● Goal
Identify each line below that contains the string "يجوز" and copy every such line in full.

● Excerpted records
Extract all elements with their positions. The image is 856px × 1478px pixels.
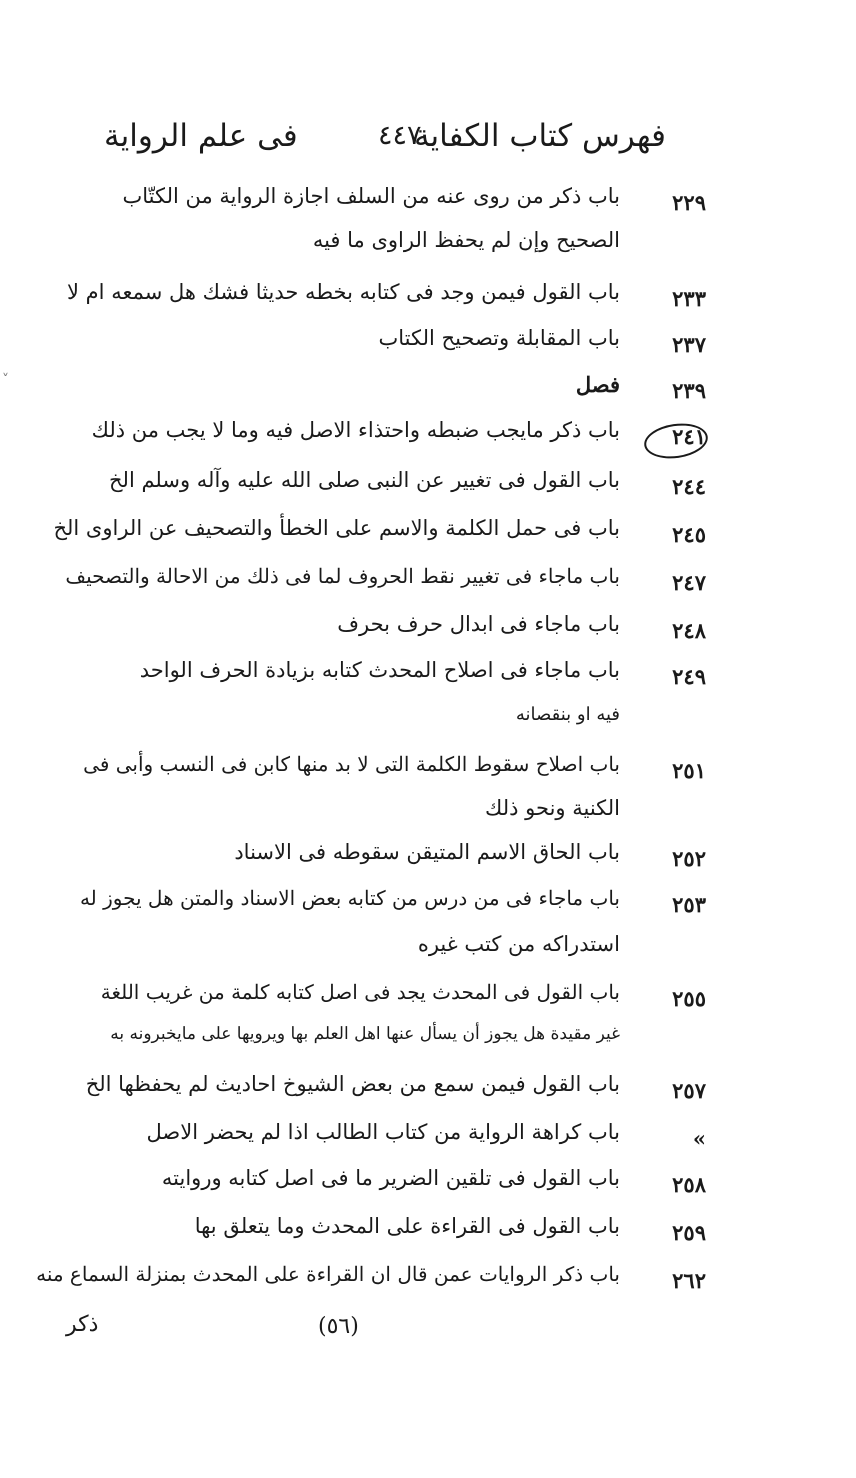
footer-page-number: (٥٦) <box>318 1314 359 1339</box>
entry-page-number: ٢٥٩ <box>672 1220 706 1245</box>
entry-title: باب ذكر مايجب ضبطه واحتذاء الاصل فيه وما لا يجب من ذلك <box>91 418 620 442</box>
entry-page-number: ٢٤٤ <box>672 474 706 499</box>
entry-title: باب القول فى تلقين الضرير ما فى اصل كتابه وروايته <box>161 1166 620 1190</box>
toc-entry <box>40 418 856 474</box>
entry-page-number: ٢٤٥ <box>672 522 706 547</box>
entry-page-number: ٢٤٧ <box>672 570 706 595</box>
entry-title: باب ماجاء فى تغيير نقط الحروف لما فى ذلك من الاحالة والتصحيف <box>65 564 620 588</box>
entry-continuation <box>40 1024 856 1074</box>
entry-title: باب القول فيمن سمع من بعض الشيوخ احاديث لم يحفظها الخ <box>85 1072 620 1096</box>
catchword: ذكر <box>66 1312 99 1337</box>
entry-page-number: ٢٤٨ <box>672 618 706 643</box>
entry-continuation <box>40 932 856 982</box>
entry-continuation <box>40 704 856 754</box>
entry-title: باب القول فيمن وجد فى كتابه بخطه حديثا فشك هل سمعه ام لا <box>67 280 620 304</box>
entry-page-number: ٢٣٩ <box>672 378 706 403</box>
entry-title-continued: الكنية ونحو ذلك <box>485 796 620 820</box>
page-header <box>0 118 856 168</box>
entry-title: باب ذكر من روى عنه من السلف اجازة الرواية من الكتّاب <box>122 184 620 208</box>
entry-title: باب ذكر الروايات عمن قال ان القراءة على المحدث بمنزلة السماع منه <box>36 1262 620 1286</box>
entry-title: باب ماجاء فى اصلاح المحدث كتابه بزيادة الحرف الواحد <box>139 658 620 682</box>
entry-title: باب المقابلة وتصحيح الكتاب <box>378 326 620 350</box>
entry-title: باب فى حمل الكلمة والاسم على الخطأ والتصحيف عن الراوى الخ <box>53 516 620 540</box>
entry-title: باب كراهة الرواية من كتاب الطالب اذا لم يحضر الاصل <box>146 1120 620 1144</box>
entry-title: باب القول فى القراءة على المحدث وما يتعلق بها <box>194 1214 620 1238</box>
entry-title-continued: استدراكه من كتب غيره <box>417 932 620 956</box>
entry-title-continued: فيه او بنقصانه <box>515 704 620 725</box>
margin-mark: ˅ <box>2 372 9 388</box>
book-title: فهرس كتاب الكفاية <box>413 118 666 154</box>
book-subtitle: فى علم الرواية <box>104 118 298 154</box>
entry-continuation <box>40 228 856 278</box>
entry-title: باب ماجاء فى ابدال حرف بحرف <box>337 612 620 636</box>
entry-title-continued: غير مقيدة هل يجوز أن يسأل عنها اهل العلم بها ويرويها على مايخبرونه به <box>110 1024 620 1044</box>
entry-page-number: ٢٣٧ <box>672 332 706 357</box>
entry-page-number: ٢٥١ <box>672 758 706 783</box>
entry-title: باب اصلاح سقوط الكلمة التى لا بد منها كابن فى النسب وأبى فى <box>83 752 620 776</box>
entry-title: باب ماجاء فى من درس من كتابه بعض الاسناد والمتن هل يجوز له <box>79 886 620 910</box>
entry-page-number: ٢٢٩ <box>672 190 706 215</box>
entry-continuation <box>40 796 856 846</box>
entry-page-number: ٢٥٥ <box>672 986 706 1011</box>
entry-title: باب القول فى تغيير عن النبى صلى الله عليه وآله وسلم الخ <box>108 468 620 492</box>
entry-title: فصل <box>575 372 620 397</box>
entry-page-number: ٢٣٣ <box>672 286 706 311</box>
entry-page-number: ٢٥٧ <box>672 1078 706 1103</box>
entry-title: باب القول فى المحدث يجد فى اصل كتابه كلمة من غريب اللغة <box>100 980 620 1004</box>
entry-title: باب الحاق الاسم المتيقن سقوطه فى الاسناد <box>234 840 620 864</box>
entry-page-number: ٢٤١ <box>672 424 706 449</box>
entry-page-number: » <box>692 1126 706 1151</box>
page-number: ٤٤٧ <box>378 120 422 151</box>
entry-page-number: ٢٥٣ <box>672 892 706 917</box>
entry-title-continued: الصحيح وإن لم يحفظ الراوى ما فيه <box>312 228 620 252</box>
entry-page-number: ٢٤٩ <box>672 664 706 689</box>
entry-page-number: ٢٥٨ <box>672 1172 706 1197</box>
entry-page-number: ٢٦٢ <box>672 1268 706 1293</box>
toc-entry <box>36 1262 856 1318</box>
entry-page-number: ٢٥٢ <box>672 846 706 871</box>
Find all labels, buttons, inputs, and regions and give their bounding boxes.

● Full response
entry-title-continued: غير مقيدة هل يجوز أن يسأل عنها اهل العلم بها ويرويها على مايخبرونه به <box>110 1024 620 1044</box>
entry-title: باب ماجاء فى من درس من كتابه بعض الاسناد والمتن هل يجوز له <box>79 886 620 910</box>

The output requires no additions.